Say how many lines hold the string "mass", and nothing more.
◆ ◆ ◆ ◆ ◆
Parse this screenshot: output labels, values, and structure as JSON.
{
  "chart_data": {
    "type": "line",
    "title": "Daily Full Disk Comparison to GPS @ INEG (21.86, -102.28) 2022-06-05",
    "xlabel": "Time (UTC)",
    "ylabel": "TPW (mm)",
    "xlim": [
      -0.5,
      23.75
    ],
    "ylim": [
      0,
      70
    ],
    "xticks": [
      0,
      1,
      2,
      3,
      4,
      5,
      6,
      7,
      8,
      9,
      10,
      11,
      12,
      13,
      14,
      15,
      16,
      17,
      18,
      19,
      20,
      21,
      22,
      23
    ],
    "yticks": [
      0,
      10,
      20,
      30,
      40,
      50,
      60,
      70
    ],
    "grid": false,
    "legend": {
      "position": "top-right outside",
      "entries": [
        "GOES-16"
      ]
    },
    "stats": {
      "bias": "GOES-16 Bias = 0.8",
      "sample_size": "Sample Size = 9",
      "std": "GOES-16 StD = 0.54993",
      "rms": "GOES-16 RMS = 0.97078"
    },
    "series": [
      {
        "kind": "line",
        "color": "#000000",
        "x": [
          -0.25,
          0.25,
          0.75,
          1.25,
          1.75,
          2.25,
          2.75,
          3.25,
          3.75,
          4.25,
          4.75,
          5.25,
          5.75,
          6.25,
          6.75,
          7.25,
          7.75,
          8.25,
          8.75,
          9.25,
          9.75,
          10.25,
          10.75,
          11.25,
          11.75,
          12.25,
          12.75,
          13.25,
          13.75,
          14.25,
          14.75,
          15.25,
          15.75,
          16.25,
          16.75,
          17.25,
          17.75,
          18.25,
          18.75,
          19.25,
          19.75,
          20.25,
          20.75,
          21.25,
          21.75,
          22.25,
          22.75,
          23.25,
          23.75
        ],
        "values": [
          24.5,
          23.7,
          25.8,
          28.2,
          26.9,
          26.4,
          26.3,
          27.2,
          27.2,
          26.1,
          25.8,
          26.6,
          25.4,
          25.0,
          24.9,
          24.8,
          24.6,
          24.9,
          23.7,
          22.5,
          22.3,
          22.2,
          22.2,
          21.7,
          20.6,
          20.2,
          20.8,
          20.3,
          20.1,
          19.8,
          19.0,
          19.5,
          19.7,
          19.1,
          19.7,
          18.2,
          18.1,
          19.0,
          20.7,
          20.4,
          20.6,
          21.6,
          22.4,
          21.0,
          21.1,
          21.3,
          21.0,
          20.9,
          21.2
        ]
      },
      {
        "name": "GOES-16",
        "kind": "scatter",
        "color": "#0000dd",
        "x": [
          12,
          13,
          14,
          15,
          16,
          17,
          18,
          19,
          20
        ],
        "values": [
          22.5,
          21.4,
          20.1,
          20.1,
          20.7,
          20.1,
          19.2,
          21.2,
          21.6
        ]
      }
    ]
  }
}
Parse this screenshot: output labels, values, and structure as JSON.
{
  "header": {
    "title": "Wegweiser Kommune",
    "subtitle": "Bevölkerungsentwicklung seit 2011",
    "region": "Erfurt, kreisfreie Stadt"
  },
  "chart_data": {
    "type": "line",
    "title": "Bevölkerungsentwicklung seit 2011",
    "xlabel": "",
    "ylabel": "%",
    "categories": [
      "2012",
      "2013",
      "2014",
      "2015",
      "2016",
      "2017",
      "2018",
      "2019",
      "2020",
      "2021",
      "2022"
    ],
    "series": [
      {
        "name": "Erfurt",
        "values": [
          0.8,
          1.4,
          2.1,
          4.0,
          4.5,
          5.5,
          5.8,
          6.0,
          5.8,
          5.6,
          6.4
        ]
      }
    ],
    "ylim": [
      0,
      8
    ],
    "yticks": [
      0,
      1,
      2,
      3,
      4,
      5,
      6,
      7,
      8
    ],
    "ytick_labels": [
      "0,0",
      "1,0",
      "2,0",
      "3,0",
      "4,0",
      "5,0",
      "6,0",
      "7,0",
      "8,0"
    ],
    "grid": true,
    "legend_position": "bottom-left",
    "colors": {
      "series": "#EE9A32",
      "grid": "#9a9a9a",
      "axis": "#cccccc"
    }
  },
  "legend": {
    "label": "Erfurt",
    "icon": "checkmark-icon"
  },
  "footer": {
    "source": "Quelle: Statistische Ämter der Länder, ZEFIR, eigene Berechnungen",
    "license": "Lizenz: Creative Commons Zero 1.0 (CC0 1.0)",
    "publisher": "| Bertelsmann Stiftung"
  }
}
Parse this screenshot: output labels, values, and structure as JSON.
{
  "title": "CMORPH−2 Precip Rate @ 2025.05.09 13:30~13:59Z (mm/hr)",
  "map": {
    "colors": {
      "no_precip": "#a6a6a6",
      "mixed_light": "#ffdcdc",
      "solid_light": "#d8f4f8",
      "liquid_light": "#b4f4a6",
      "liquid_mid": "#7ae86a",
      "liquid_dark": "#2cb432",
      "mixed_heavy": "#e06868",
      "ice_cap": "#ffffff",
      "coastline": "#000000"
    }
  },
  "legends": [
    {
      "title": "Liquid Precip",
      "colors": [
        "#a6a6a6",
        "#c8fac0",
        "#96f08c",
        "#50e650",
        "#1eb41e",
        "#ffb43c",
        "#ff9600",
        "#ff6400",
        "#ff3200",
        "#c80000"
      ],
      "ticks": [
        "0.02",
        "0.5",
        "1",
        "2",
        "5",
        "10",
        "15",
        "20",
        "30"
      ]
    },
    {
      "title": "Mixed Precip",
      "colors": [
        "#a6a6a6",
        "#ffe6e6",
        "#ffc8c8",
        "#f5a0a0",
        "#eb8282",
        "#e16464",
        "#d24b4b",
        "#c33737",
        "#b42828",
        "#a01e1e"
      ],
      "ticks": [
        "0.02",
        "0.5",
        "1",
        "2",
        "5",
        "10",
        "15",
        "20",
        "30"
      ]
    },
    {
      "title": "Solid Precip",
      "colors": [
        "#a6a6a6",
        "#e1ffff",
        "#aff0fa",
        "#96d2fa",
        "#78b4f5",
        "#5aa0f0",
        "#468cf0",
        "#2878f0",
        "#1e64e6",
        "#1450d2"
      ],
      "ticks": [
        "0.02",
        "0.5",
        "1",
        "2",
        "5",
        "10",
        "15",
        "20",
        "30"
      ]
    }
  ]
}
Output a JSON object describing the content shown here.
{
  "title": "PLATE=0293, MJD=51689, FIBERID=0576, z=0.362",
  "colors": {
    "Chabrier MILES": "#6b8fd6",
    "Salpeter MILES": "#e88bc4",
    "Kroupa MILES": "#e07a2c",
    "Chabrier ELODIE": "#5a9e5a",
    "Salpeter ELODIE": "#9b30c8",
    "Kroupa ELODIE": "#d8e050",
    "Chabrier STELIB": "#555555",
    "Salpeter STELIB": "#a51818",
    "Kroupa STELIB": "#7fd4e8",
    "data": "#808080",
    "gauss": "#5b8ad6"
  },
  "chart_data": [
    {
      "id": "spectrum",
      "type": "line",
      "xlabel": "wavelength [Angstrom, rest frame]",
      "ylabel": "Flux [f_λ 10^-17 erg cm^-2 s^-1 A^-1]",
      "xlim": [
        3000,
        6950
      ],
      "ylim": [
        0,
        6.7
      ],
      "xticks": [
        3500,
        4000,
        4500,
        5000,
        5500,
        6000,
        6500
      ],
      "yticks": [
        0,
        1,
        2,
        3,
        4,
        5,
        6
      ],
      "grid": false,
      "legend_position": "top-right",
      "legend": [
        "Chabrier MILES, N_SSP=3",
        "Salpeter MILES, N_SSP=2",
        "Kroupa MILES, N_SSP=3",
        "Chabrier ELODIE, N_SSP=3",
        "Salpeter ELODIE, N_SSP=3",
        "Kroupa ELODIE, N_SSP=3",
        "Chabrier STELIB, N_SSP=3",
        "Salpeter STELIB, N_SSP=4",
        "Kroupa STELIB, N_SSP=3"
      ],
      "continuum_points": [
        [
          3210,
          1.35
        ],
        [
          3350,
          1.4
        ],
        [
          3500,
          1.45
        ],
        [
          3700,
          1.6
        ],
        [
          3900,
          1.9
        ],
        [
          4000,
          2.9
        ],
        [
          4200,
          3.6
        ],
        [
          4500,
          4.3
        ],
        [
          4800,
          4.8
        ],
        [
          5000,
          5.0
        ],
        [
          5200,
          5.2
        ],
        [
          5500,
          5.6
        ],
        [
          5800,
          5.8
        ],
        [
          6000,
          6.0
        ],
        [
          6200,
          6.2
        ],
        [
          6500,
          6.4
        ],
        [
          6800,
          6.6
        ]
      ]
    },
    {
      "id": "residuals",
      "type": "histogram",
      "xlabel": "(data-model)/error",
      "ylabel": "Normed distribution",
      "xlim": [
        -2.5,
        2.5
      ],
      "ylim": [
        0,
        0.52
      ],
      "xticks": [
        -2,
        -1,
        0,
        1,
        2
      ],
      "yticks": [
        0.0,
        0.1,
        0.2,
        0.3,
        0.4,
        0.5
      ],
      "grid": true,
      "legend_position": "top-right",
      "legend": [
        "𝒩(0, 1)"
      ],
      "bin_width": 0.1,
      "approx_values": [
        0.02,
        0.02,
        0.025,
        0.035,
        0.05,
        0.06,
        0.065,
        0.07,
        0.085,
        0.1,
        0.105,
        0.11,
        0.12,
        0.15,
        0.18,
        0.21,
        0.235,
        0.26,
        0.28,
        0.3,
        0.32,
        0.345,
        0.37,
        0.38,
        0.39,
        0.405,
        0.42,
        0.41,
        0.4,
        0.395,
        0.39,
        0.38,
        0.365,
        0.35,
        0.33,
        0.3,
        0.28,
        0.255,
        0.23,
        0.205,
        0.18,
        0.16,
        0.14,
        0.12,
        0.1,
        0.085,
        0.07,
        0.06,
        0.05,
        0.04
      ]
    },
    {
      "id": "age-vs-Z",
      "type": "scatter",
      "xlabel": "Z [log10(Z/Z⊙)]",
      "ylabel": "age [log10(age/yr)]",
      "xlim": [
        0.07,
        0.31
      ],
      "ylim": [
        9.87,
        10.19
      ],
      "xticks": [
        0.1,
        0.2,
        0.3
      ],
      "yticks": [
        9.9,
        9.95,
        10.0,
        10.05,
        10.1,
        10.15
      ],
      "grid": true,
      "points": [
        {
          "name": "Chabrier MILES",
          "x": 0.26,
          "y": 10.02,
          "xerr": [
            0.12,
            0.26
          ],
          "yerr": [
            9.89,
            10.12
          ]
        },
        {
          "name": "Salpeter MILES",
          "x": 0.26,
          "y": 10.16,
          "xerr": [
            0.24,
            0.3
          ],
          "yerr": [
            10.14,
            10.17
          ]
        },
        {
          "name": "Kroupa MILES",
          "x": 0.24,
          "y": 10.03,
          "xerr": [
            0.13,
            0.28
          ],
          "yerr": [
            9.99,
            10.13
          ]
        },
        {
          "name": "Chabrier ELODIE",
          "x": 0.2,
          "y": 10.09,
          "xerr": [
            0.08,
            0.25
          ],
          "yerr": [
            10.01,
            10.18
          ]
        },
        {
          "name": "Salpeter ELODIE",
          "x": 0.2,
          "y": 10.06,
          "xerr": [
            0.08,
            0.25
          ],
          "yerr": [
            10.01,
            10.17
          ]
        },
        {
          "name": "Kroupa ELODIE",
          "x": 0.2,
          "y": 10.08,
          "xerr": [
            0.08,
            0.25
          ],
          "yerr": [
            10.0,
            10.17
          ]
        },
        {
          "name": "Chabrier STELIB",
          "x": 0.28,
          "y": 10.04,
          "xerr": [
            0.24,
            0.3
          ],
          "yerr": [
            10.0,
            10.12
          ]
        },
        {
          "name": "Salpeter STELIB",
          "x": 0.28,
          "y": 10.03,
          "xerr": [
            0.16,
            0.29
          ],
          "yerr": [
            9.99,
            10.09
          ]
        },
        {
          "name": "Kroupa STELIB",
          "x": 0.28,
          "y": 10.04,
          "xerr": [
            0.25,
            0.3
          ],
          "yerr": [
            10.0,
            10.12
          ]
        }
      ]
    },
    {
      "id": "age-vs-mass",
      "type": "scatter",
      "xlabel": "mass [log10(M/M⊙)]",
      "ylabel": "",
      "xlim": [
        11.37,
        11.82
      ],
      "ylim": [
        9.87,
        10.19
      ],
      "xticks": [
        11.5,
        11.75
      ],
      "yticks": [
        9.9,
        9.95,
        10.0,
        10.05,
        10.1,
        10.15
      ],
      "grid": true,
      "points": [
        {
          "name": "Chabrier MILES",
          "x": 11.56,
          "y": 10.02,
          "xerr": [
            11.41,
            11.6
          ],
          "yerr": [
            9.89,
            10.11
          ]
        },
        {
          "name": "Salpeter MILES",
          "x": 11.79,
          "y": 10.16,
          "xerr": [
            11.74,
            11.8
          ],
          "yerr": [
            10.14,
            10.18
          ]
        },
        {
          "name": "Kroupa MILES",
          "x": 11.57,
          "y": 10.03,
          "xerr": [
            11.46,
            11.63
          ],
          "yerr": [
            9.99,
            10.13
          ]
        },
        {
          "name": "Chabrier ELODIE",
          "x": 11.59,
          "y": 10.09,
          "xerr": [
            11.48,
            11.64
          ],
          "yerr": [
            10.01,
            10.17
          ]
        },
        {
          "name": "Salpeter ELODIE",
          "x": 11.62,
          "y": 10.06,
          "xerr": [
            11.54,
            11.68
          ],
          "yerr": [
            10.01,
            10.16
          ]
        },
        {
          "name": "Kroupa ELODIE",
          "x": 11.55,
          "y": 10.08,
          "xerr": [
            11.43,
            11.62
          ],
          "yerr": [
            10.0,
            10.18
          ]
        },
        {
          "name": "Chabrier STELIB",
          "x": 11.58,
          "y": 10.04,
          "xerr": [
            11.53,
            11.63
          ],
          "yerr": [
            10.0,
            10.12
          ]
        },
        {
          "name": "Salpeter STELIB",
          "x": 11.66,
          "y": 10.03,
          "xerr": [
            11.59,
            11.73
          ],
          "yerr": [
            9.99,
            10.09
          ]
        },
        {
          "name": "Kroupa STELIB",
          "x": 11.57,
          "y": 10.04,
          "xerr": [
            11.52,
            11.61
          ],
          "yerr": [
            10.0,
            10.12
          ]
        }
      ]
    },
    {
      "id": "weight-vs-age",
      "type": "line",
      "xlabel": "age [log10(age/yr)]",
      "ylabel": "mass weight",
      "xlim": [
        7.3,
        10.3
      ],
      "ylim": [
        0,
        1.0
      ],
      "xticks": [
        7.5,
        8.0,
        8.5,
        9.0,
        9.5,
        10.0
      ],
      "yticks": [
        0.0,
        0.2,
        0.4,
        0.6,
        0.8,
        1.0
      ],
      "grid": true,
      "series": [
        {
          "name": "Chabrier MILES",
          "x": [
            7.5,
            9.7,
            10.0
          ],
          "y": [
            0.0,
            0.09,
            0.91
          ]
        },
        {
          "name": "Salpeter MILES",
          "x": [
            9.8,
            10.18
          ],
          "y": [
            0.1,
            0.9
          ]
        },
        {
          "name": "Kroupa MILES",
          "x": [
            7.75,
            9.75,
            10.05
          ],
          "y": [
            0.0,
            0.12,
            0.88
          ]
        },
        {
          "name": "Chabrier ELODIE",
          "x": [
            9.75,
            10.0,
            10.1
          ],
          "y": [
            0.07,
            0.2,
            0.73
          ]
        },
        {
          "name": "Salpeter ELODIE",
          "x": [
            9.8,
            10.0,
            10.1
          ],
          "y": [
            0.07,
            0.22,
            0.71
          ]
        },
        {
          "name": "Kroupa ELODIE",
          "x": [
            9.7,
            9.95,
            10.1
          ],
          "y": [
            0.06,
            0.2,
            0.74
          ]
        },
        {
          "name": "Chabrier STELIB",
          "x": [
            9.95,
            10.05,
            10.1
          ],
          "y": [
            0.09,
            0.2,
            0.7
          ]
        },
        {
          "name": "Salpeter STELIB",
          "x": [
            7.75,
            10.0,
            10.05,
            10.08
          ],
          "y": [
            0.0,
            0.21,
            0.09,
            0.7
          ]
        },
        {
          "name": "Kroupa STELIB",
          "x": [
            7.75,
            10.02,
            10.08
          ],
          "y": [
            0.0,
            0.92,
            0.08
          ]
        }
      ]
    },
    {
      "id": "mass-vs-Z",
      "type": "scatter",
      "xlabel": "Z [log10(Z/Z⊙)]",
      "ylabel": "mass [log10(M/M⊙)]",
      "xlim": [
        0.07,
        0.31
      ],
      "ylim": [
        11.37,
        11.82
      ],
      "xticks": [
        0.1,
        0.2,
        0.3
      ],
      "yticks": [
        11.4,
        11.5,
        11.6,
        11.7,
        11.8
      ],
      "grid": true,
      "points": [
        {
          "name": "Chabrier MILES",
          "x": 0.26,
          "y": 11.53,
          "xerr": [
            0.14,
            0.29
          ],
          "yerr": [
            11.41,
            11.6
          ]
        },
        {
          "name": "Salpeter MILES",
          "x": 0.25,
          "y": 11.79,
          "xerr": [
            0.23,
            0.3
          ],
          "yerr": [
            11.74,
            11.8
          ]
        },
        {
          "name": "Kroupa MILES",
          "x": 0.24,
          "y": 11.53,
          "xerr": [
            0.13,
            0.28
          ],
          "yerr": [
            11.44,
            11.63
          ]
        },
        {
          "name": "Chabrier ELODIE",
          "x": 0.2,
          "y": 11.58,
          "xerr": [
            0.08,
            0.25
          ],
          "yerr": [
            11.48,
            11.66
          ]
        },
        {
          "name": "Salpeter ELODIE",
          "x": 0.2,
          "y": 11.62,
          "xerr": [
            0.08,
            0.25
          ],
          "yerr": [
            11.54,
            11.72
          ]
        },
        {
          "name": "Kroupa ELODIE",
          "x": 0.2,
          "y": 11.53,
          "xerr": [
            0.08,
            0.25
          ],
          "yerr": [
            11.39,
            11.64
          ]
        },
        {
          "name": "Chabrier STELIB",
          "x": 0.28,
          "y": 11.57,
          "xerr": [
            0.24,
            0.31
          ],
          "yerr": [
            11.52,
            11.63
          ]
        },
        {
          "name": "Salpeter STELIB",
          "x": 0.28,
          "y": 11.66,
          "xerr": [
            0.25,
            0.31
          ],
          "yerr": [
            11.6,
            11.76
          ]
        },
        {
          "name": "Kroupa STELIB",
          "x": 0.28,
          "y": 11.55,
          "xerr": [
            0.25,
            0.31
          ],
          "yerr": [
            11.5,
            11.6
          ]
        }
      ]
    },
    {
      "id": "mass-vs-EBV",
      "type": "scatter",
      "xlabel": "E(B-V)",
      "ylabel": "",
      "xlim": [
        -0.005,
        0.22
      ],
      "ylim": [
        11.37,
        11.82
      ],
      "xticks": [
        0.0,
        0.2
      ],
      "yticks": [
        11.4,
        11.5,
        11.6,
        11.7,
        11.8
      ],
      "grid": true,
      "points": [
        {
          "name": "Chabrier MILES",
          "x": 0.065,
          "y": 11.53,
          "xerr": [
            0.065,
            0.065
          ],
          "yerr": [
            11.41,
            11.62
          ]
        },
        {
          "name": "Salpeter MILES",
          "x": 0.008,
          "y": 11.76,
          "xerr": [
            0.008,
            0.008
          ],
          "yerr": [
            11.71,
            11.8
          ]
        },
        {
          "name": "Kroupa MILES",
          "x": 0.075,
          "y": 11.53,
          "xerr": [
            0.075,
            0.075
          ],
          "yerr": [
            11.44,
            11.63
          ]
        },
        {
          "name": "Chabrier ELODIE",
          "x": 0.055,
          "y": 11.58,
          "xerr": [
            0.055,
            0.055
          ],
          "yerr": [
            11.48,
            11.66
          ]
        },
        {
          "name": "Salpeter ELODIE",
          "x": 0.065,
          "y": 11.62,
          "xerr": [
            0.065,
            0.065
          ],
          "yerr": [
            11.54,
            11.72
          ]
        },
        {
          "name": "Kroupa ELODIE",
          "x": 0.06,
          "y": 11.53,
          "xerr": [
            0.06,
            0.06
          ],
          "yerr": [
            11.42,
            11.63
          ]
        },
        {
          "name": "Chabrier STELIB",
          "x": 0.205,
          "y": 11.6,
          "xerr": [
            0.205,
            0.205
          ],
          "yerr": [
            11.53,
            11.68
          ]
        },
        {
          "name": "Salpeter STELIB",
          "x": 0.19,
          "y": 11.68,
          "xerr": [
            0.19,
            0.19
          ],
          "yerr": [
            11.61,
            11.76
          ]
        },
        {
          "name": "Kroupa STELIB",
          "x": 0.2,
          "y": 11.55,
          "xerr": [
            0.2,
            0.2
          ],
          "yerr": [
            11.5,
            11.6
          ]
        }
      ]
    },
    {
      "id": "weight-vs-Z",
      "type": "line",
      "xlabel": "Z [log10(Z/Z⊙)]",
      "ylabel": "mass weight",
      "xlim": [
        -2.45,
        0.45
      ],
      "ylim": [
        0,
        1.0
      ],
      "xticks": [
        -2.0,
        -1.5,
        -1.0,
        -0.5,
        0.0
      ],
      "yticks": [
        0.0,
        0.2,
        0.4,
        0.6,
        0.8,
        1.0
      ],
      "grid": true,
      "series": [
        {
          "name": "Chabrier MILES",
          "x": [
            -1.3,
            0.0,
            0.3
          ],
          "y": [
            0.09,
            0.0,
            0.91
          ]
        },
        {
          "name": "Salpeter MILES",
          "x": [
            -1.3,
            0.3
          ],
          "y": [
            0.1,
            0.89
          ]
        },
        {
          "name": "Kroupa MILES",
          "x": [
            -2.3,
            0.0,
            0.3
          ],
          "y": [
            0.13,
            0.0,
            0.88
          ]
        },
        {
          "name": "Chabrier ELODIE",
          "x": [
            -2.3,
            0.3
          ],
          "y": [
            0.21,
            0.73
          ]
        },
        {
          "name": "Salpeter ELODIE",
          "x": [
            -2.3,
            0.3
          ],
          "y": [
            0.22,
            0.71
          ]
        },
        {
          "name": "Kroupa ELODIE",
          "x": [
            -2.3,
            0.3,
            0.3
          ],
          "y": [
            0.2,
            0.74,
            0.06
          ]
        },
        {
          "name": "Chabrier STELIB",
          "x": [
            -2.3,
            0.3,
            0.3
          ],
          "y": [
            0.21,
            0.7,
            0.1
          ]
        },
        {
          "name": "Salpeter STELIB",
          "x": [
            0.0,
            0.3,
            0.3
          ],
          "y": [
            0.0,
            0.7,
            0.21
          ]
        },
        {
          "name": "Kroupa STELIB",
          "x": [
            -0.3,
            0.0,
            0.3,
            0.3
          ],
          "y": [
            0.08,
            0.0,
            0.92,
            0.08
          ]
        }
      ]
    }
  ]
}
◆ ◆ ◆ ◆ ◆
▸ **OUTPUT FOR THIS TASK**
7